*To do*
Filter the records for lines holding the string "Exercise".
** START OF Extracted information **
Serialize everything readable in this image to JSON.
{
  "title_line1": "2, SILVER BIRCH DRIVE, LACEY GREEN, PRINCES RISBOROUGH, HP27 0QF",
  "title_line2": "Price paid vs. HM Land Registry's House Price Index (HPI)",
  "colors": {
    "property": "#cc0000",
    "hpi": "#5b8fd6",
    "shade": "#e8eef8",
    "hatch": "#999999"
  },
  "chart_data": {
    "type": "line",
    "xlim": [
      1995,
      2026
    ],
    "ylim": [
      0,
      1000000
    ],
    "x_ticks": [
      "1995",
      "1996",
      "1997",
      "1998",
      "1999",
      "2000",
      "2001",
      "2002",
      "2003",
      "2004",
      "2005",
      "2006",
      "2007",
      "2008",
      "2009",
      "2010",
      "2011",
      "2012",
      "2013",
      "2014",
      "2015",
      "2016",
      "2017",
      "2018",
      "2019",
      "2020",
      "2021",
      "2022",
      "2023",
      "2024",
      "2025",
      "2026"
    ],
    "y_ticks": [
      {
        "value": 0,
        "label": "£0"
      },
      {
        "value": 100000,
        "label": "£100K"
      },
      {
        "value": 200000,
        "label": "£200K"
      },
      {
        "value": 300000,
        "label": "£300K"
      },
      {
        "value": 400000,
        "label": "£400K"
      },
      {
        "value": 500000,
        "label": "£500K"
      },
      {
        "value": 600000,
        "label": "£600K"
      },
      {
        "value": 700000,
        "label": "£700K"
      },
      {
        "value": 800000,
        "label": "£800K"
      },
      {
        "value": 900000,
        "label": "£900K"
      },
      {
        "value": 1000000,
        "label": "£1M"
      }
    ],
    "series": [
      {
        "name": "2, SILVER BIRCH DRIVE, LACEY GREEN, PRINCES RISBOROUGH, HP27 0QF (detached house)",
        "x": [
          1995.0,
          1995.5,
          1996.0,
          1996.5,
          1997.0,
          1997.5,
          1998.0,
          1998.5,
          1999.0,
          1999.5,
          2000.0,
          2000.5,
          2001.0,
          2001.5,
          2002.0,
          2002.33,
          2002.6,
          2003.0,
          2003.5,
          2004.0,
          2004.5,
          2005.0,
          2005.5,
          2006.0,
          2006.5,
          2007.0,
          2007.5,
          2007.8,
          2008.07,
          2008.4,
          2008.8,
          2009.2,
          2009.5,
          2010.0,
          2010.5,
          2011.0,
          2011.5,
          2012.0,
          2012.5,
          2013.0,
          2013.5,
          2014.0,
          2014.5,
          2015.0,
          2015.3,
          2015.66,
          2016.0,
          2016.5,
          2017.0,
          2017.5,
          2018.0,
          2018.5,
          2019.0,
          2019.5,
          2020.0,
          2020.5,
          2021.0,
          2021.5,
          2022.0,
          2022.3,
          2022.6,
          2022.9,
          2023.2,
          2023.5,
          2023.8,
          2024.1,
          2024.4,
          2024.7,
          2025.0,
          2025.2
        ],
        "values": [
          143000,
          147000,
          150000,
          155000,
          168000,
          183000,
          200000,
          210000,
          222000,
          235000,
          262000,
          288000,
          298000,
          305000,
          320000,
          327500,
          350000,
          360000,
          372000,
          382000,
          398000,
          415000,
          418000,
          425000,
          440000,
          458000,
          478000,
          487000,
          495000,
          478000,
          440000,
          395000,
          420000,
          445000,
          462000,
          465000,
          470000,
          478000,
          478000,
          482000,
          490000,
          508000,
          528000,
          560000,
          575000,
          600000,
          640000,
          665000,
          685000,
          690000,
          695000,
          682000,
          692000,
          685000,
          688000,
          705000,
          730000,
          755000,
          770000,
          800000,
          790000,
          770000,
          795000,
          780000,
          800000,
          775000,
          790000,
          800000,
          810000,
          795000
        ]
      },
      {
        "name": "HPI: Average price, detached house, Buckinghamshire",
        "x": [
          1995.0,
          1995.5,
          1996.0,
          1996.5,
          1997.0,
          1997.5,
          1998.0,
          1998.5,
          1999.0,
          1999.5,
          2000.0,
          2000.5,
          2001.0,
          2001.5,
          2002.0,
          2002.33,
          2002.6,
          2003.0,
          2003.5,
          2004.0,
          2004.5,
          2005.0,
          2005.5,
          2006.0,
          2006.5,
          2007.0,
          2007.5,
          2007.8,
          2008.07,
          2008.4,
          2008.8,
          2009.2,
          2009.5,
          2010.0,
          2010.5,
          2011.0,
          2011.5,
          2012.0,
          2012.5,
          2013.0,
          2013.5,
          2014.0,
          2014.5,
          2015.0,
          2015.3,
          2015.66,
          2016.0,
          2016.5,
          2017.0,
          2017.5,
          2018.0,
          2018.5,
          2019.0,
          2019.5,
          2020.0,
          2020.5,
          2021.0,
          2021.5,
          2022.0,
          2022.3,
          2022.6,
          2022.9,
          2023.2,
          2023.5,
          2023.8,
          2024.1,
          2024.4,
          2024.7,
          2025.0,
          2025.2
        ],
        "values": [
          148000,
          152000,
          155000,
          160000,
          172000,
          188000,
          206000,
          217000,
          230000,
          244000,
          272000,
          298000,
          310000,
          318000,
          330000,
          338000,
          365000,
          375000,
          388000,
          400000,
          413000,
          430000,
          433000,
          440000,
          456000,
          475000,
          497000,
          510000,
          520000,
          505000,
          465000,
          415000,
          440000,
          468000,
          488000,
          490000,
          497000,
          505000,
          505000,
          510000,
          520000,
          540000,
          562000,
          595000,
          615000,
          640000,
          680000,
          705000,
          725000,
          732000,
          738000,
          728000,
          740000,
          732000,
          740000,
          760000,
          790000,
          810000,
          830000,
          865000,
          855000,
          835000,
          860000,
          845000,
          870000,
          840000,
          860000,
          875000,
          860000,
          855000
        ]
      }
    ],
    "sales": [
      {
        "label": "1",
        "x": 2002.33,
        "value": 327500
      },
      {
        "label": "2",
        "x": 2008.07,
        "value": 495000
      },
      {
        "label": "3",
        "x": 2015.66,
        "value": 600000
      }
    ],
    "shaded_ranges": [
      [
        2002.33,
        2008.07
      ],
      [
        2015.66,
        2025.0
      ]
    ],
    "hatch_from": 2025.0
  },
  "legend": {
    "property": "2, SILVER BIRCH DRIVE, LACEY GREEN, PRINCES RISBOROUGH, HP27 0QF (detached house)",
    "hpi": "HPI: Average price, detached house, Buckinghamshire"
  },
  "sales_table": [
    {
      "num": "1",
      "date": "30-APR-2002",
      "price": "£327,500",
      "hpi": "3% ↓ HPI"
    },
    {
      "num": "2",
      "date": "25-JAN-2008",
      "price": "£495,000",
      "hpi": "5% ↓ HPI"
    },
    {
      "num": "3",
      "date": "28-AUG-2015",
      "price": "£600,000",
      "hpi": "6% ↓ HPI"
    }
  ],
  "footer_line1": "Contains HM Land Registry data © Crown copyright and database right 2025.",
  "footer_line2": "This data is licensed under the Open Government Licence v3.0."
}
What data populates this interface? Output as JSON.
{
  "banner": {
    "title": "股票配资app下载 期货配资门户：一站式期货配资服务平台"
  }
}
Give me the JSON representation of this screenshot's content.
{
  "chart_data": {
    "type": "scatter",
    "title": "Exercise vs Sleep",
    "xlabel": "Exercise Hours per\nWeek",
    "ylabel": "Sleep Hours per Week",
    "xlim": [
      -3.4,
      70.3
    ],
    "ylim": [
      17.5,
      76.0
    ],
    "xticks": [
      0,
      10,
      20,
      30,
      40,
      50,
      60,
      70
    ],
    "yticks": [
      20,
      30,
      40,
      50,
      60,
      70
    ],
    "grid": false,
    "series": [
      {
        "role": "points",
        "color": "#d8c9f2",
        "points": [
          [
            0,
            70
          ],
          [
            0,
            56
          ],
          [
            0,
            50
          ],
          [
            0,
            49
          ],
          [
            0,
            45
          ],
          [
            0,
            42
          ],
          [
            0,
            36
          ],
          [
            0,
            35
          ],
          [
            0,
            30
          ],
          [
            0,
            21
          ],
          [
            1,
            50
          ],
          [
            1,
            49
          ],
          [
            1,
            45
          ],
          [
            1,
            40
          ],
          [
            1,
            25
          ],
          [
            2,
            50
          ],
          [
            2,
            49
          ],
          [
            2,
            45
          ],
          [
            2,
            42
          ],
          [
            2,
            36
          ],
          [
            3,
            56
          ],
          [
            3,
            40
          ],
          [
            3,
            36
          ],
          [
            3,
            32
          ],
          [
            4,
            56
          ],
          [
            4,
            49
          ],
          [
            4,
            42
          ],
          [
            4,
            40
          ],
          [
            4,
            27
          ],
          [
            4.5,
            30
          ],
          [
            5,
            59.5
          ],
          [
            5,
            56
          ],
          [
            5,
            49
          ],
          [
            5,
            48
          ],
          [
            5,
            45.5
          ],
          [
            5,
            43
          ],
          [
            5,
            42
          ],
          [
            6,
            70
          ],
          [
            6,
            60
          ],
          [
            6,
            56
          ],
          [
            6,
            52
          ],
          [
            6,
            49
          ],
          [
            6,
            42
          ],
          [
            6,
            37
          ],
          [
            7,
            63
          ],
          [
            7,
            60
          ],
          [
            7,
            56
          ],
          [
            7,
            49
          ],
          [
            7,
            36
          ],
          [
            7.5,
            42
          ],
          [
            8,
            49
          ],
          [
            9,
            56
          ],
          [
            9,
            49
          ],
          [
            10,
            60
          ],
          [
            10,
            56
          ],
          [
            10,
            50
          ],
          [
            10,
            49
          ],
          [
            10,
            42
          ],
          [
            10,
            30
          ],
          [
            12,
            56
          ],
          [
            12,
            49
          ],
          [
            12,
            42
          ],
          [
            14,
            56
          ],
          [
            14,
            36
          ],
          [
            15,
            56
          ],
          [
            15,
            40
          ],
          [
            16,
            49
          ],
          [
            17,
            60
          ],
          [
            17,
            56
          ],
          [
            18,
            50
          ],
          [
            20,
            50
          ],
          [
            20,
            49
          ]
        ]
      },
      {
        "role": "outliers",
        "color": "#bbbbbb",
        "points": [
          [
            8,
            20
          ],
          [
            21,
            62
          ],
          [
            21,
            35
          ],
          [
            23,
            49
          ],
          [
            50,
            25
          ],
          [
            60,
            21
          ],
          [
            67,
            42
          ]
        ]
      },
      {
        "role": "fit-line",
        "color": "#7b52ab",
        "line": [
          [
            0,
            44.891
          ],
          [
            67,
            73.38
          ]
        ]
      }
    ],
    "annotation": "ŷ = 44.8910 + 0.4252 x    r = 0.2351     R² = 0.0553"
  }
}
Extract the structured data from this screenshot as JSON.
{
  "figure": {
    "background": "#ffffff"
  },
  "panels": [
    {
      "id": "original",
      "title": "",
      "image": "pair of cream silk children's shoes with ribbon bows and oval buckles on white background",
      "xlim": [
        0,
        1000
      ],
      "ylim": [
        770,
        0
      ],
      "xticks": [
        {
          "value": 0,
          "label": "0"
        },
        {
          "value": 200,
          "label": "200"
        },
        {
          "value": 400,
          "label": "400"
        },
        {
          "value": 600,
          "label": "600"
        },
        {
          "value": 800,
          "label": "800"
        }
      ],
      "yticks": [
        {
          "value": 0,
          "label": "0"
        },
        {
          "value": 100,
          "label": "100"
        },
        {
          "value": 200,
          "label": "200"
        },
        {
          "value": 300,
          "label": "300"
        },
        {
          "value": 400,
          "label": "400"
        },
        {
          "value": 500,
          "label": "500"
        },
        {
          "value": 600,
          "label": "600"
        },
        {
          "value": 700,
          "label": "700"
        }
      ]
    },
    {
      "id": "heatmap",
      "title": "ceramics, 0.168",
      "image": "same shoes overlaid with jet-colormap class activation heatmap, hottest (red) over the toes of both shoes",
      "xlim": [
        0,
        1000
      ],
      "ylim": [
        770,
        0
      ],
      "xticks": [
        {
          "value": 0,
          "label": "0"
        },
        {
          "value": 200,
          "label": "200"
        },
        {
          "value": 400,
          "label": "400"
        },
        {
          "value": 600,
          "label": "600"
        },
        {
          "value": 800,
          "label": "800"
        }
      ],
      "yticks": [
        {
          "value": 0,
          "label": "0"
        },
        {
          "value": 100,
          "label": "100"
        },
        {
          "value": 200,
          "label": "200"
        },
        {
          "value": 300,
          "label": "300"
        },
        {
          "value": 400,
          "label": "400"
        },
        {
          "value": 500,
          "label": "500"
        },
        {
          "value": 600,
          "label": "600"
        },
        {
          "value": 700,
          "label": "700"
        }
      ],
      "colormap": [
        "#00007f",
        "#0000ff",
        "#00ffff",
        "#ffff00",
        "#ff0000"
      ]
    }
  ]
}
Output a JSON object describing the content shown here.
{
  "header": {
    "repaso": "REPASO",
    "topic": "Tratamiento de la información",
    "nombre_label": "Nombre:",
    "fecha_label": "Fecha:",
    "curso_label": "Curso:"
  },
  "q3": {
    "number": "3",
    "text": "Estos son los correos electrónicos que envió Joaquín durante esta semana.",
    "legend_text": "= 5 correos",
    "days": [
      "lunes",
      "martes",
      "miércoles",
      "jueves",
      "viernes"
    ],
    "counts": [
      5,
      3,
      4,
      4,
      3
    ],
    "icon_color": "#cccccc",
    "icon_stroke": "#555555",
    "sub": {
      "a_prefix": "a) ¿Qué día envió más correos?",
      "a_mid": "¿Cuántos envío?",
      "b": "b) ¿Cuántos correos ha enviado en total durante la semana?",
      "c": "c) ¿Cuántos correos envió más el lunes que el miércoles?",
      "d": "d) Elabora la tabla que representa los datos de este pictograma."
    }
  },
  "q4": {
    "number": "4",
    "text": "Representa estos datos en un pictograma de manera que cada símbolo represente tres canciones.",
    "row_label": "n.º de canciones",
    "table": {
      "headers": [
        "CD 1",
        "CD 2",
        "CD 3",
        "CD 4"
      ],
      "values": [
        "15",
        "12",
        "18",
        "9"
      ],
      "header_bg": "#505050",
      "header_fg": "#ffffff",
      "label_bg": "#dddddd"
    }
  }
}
** END OF Extracted information **
*Result of the task*
    "title": "Exercise vs Sleep",
    "xlabel": "Exercise Hours per\nWeek",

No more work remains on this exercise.